• Task directions: Return all entries word for word, but drop any images.

— Start of Records for this exercise —

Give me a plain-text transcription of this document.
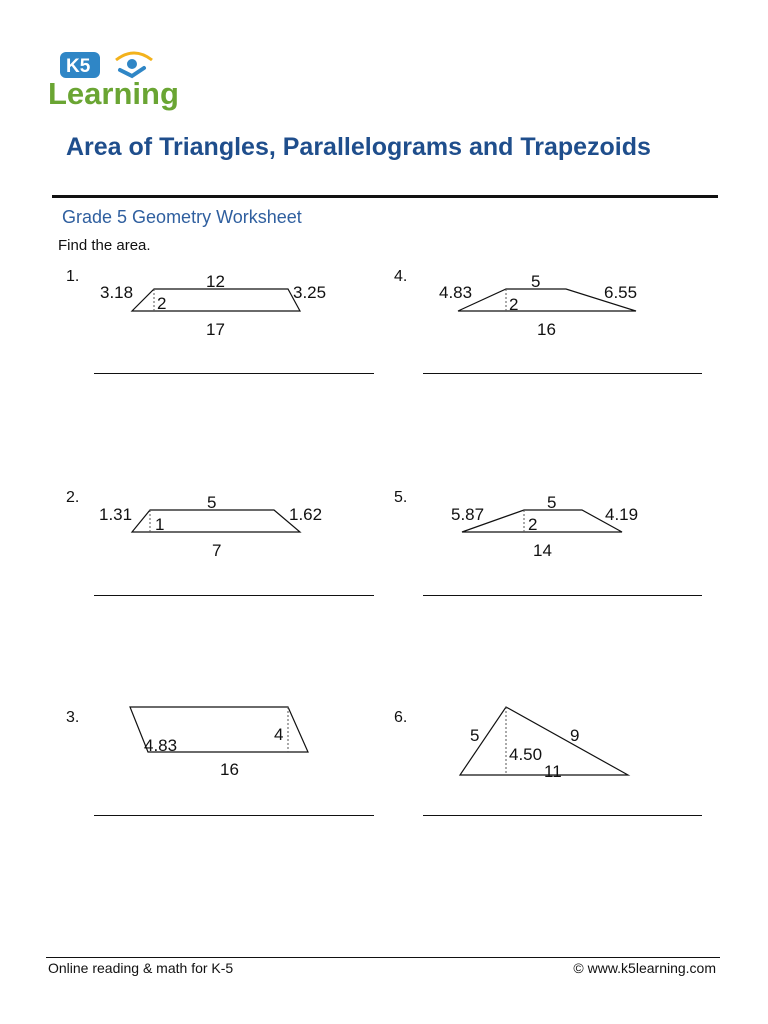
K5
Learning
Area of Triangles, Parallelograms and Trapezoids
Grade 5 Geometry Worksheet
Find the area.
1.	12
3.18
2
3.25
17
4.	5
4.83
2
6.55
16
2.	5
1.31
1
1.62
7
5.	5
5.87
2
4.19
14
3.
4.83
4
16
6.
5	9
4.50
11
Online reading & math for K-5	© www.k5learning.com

— End of Records for this exercise —

• Output below:
Give me a plain-text transcription of this document.
K5
Learning
Area of Triangles, Parallelograms and Trapezoids
Grade 5 Geometry Worksheet
Find the area.
1.	12
3.18
2
3.25
17
4.	5
4.83
2
6.55
16
2.	5
1.31
1
1.62
7
5.	5
5.87
2
4.19
14
3.
4.83
4
16
6.
5	9
4.50
11
Online reading & math for K-5	© www.k5learning.com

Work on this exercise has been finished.